**Required work**. From the records below, give the number of lines that contain the string "Cartier", without any other text.

## Begin Data for this exercise

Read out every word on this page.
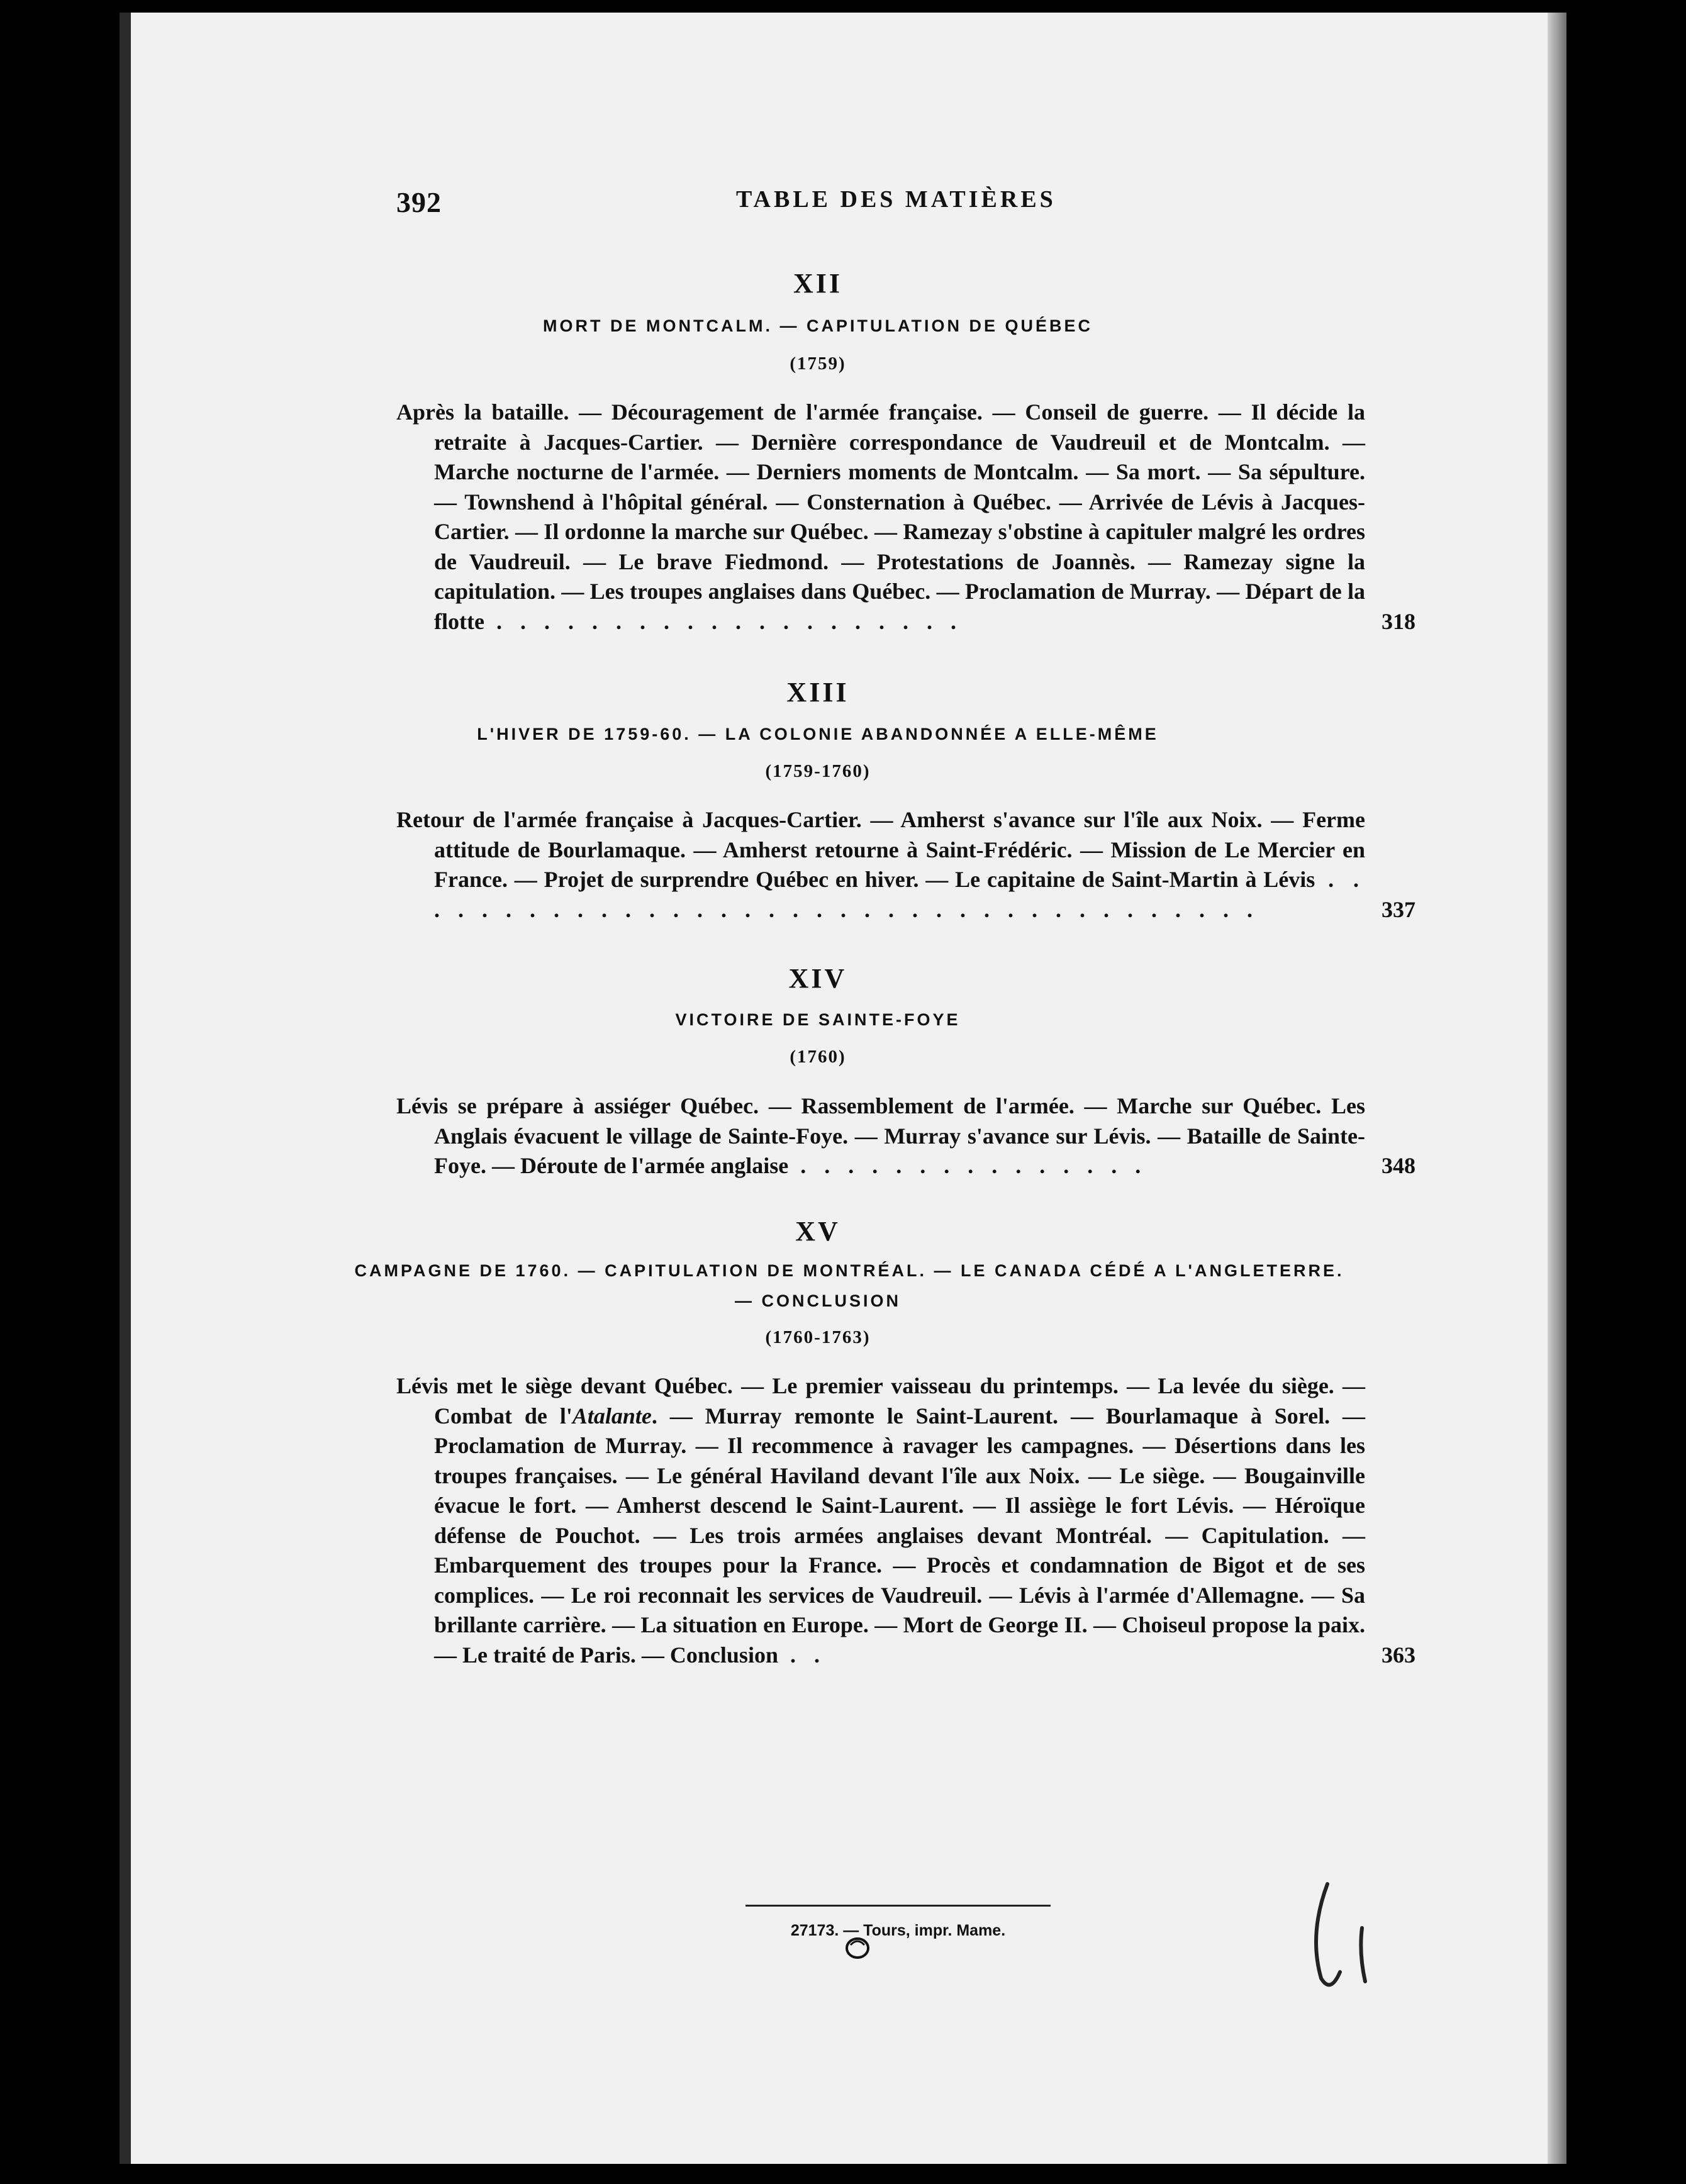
392	TABLE DES MATIÈRES
XII
MORT DE MONTCALM. — CAPITULATION DE QUÉBEC
(1759)
Après la bataille. — Découragement de l'armée française. — Conseil de guerre. — Il décide la retraite à Jacques-Cartier. — Dernière correspondance de Vaudreuil et de Montcalm. — Marche nocturne de l'armée. — Derniers moments de Montcalm. — Sa mort. — Sa sépulture. — Townshend à l'hôpital général. — Consternation à Québec. — Arrivée de Lévis à Jacques-Cartier. — Il ordonne la marche sur Québec. — Ramezay s'obstine à capituler malgré les ordres de Vaudreuil. — Le brave Fiedmond. — Protestations de Joannès. — Ramezay signe la capitulation. — Les troupes anglaises dans Québec. — Proclamation de Murray. — Départ de la flotte . . . . . . . . . . . . . . . . . . . .	318
XIII
L'HIVER DE 1759-60. — LA COLONIE ABANDONNÉE A ELLE-MÊME
(1759-1760)
Retour de l'armée française à Jacques-Cartier. — Amherst s'avance sur l'île aux Noix. — Ferme attitude de Bourlamaque. — Amherst retourne à Saint-Frédéric. — Mission de Le Mercier en France. — Projet de surprendre Québec en hiver. — Le capitaine de Saint-Martin à Lévis . . . . . . . . . . . . . . . . . . . . . . . . . . . . . . . . . . . . .	337
XIV
VICTOIRE DE SAINTE-FOYE
(1760)
Lévis se prépare à assiéger Québec. — Rassemblement de l'armée. — Marche sur Québec. Les Anglais évacuent le village de Sainte-Foye. — Murray s'avance sur Lévis. — Bataille de Sainte-Foye. — Déroute de l'armée anglaise . . . . . . . . . . . . . . .	348
XV
CAMPAGNE DE 1760. — CAPITULATION DE MONTRÉAL. — LE CANADA CÉDÉ A L'ANGLETERRE.
— CONCLUSION
(1760-1763)
Lévis met le siège devant Québec. — Le premier vaisseau du printemps. — La levée du siège. — Combat de l'Atalante. — Murray remonte le Saint-Laurent. — Bourlamaque à Sorel. — Proclamation de Murray. — Il recommence à ravager les campagnes. — Désertions dans les troupes françaises. — Le général Haviland devant l'île aux Noix. — Le siège. — Bougainville évacue le fort. — Amherst descend le Saint-Laurent. — Il assiège le fort Lévis. — Héroïque défense de Pouchot. — Les trois armées anglaises devant Montréal. — Capitulation. — Embarquement des troupes pour la France. — Procès et condamnation de Bigot et de ses complices. — Le roi reconnait les services de Vaudreuil. — Lévis à l'armée d'Allemagne. — Sa brillante carrière. — La situation en Europe. — Mort de George II. — Choiseul propose la paix. — Le traité de Paris. — Conclusion . .	363
27173. — Tours, impr. Mame.
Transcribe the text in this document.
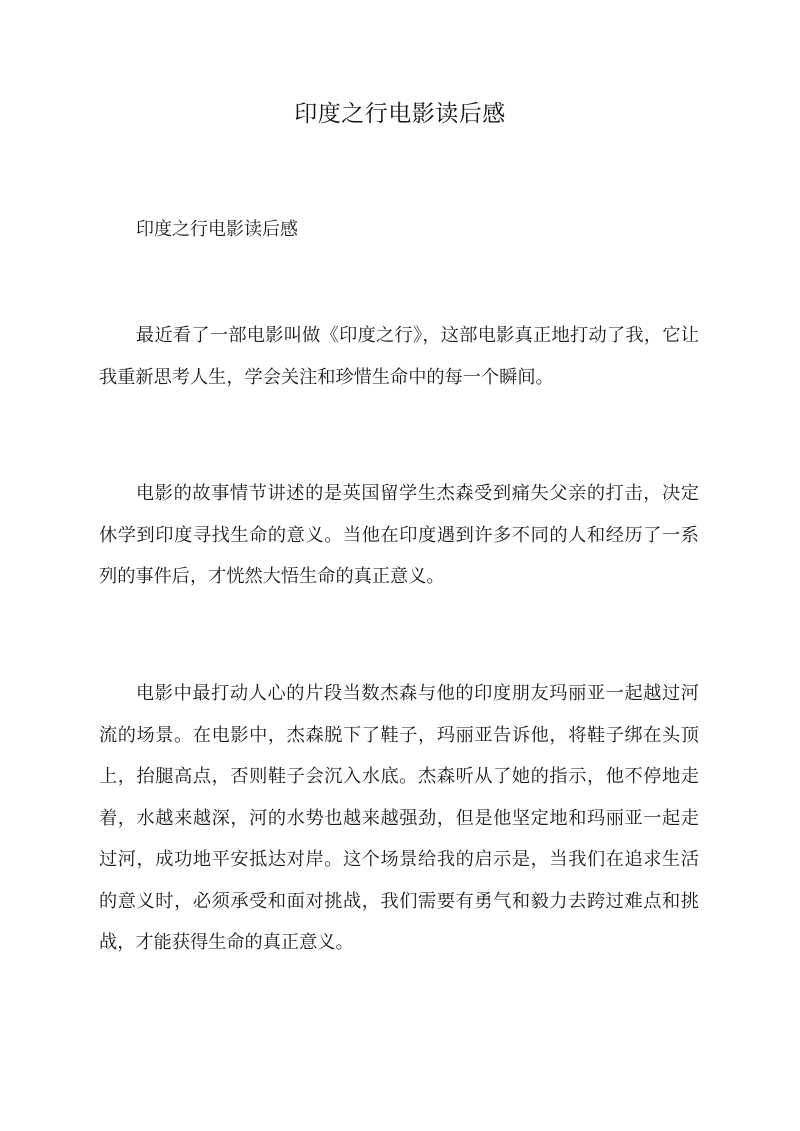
印度之行电影读后感
印度之行电影读后感

最近看了一部电影叫做《印度之行》，这部电影真正地打动了我，它让我重新思考人生，学会关注和珍惜生命中的每一个瞬间。

电影的故事情节讲述的是英国留学生杰森受到痛失父亲的打击，决定休学到印度寻找生命的意义。当他在印度遇到许多不同的人和经历了一系列的事件后，才恍然大悟生命的真正意义。

电影中最打动人心的片段当数杰森与他的印度朋友玛丽亚一起越过河流的场景。在电影中，杰森脱下了鞋子，玛丽亚告诉他，将鞋子绑在头顶上，抬腿高点，否则鞋子会沉入水底。杰森听从了她的指示，他不停地走着，水越来越深，河的水势也越来越强劲，但是他坚定地和玛丽亚一起走过河，成功地平安抵达对岸。这个场景给我的启示是，当我们在追求生活的意义时，必须承受和面对挑战，我们需要有勇气和毅力去跨过难点和挑战，才能获得生命的真正意义。
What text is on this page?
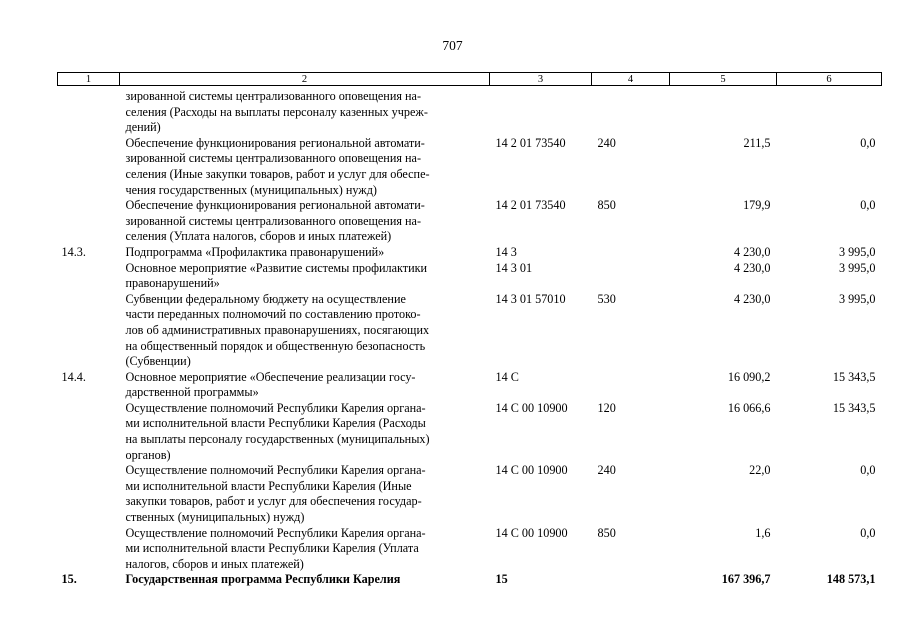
707
1	2	3	4	5	6
	зированной системы централизованного оповещения на-
селения (Расходы на выплаты персоналу казенных учреж-
дений)				
	Обеспечение функционирования региональной автомати-
зированной системы централизованного оповещения на-
селения (Иные закупки товаров, работ и услуг для обеспе-
чения государственных (муниципальных) нужд)	14 2 01 73540	240	211,5	0,0
	Обеспечение функционирования региональной автомати-
зированной системы централизованного оповещения на-
селения (Уплата налогов, сборов и иных платежей)	14 2 01 73540	850	179,9	0,0
14.3.	Подпрограмма «Профилактика правонарушений»	14 3		4 230,0	3 995,0
	Основное мероприятие «Развитие системы профилактики
правонарушений»	14 3 01		4 230,0	3 995,0
	Субвенции федеральному бюджету на осуществление
части переданных полномочий по составлению протоко-
лов об административных правонарушениях, посягающих
на общественный порядок и общественную безопасность
(Субвенции)	14 3 01 57010	530	4 230,0	3 995,0
14.4.	Основное мероприятие «Обеспечение реализации госу-
дарственной программы»	14 С		16 090,2	15 343,5
	Осуществление полномочий Республики Карелия органа-
ми исполнительной власти Республики Карелия (Расходы
на выплаты персоналу государственных (муниципальных)
органов)	14 С 00 10900	120	16 066,6	15 343,5
	Осуществление полномочий Республики Карелия органа-
ми исполнительной власти Республики Карелия (Иные
закупки товаров, работ и услуг для обеспечения государ-
ственных (муниципальных) нужд)	14 С 00 10900	240	22,0	0,0
	Осуществление полномочий Республики Карелия органа-
ми исполнительной власти Республики Карелия (Уплата
налогов, сборов и иных платежей)	14 С 00 10900	850	1,6	0,0
15.	Государственная программа Республики Карелия	15		167 396,7	148 573,1
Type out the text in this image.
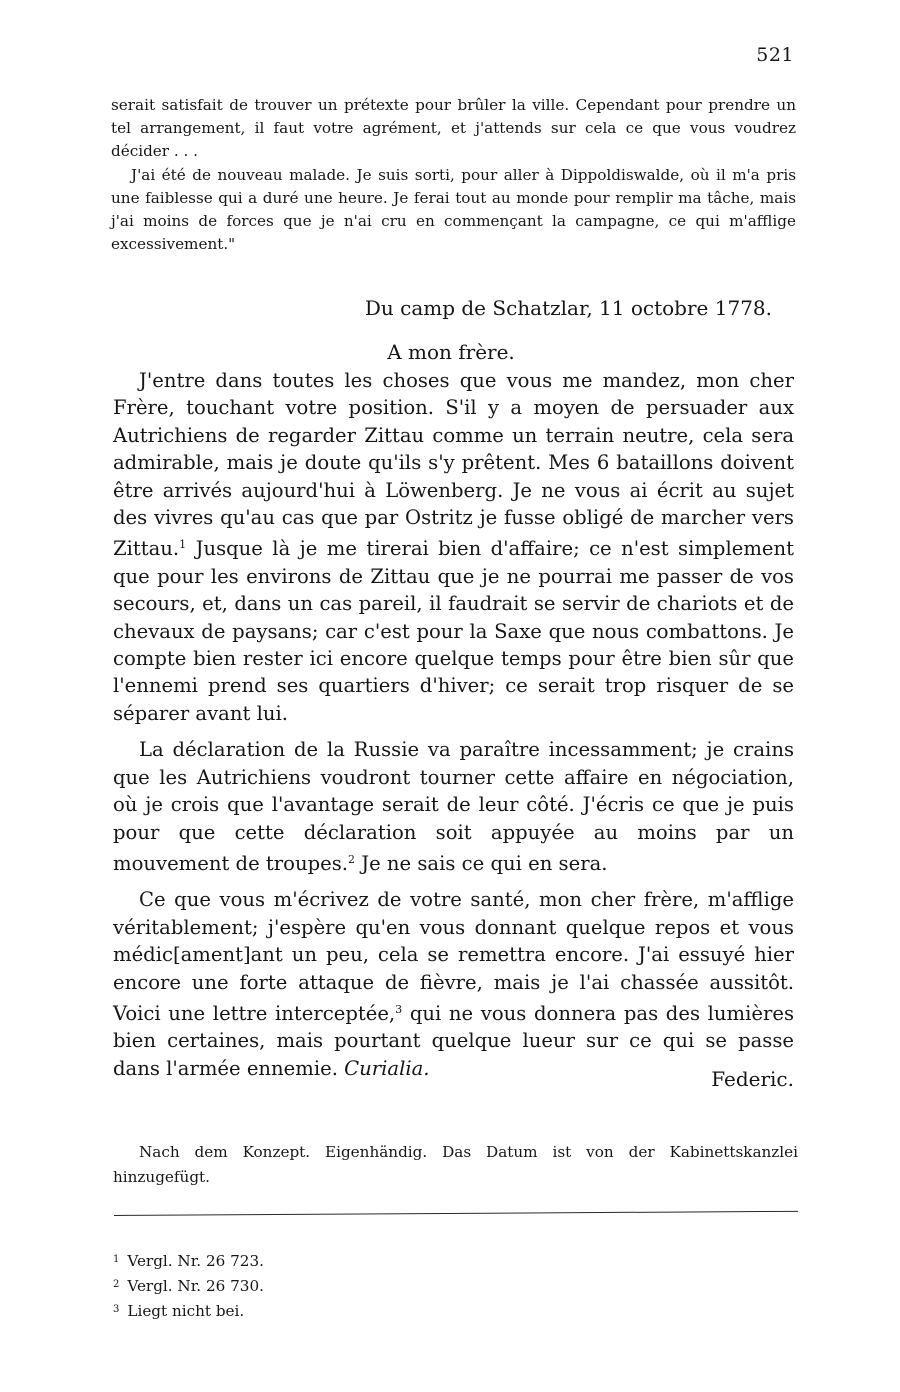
521

serait satisfait de trouver un prétexte pour brûler la ville. Cependant pour prendre un tel arrangement, il faut votre agrément, et j'attends sur cela ce que vous voudrez décider . . .

J'ai été de nouveau malade. Je suis sorti, pour aller à Dippoldiswalde, où il m'a pris une faiblesse qui a duré une heure. Je ferai tout au monde pour remplir ma tâche, mais j'ai moins de forces que je n'ai cru en commençant la campagne, ce qui m'afflige excessivement."

Du camp de Schatzlar, 11 octobre 1778.
A mon frère.

J'entre dans toutes les choses que vous me mandez, mon cher Frère, touchant votre position. S'il y a moyen de persuader aux Autrichiens de regarder Zittau comme un terrain neutre, cela sera admirable, mais je doute qu'ils s'y prêtent. Mes 6 bataillons doivent être arrivés aujourd'hui à Löwenberg. Je ne vous ai écrit au sujet des vivres qu'au cas que par Ostritz je fusse obligé de marcher vers Zittau.$^1$ Jusque là je me tirerai bien d'affaire; ce n'est simplement que pour les environs de Zittau que je ne pourrai me passer de vos secours, et, dans un cas pareil, il faudrait se servir de chariots et de chevaux de paysans; car c'est pour la Saxe que nous combattons. Je compte bien rester ici encore quelque temps pour être bien sûr que l'ennemi prend ses quartiers d'hiver; ce serait trop risquer de se séparer avant lui.

La déclaration de la Russie va paraître incessamment; je crains que les Autrichiens voudront tourner cette affaire en négociation, où je crois que l'avantage serait de leur côté. J'écris ce que je puis pour que cette déclaration soit appuyée au moins par un mouvement de troupes.$^2$ Je ne sais ce qui en sera.

Ce que vous m'écrivez de votre santé, mon cher frère, m'afflige véritablement; j'espère qu'en vous donnant quelque repos et vous médic[ament]ant un peu, cela se remettra encore. J'ai essuyé hier encore une forte attaque de fièvre, mais je l'ai chassée aussitôt. Voici une lettre interceptée,$^3$ qui ne vous donnera pas des lumières bien certaines, mais pourtant quelque lueur sur ce qui se passe dans l'armée ennemie. Curialia.	Federic.
Nach dem Konzept. Eigenhändig. Das Datum ist von der Kabinettskanzlei hinzugefügt.
$^1$ Vergl. Nr. 26 723.
$^2$ Vergl. Nr. 26 730.
$^3$ Liegt nicht bei.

## End Data for this exercise

**Right answer**. 2